WHAT YOU WILL DO ▸ Check each line for the word "през" and report how many have it. Give nothing else.

DATA SUPPLIED ▸
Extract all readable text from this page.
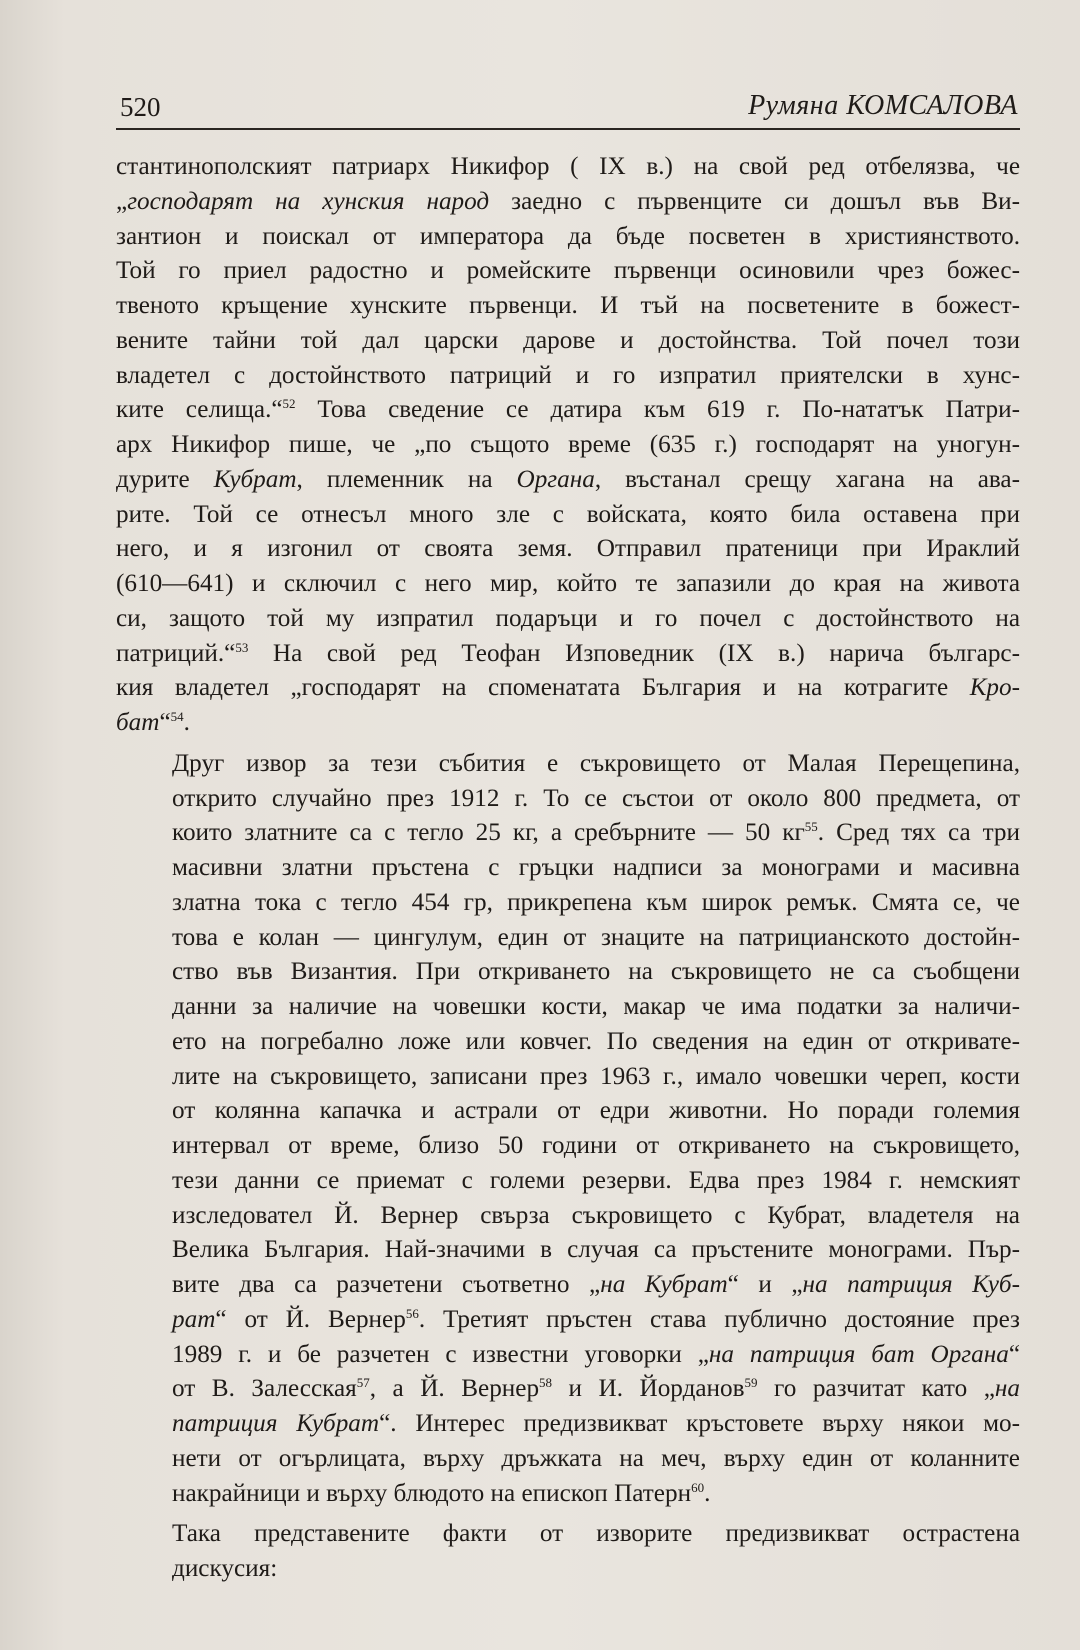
520	Румяна КОМСАЛОВА

стантинополският патриарх Никифор ( IX в.) на свой ред отбелязва, че
„господарят на хунския народ заедно с първенците си дошъл във Ви-
зантион и поискал от императора да бъде посветен в християнството.
Той го приел радостно и ромейските първенци осиновили чрез божес-
твеното кръщение хунските първенци. И тъй на посветените в божест-
вените тайни той дал царски дарове и достойнства. Той почел този
владетел с достойнството патриций и го изпратил приятелски в хунс-
ките селища.“$^{52}$ Това сведение се датира към 619 г. По-нататък Патри-
арх Никифор пише, че „по същото време (635 г.) господарят на уногун-
дурите Кубрат, племенник на Органа, въстанал срещу хагана на ава-
рите. Той се отнесъл много зле с войската, която била оставена при
него, и я изгонил от своята земя. Отправил пратеници при Ираклий
(610—641) и сключил с него мир, който те запазили до края на живота
си, защото той му изпратил подаръци и го почел с достойнството на
патриций.“$^{53}$ На свой ред Теофан Изповедник (IX в.) нарича българс-
кия владетел „господарят на споменатата България и на котрагите Кро-
бат“$^{54}$.

Друг извор за тези събития е съкровището от Малая Перещепина,
открито случайно през 1912 г. То се състои от около 800 предмета, от
които златните са с тегло 25 кг, а сребърните — 50 $кг^{55}$. Сред тях са три
масивни златни пръстена с гръцки надписи за монограми и масивна
златна тока с тегло 454 гр, прикрепена към широк ремък. Смята се, че
това е колан — цингулум, един от знаците на патрицианското достойн-
ство във Византия. При откриването на съкровището не са съобщени
данни за наличие на човешки кости, макар че има податки за наличи-
ето на погребално ложе или ковчег. По сведения на един от откривате-
лите на съкровището, записани през 1963 г., имало човешки череп, кости
от колянна капачка и астрали от едри животни. Но поради големия
интервал от време, близо 50 години от откриването на съкровището,
тези данни се приемат с големи резерви. Едва през 1984 г. немският
изследовател Й. Вернер свърза съкровището с Кубрат, владетеля на
Велика България. Най-значими в случая са пръстените монограми. Пър-
вите два са разчетени съответно „на Кубрат“ и „на патриция Куб-
рат“ от Й. Вернер$^{56}$. Третият пръстен става публично достояние през
1989 г. и бе разчетен с известни уговорки „на патриция бат Органа“
от В. Залесская$^{57}$, а Й. Вернер$^{58}$ и И. Йорданов$^{59}$ го разчитат като „на
патриция Кубрат“. Интерес предизвикват кръстовете върху някои мо-
нети от огърлицата, върху дръжката на меч, върху един от коланните
накрайници и върху блюдото на епископ Патерн$^{60}$.

Така представените факти от изворите предизвикват острастена
дискусия:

WORKED ANSWER ▸ 4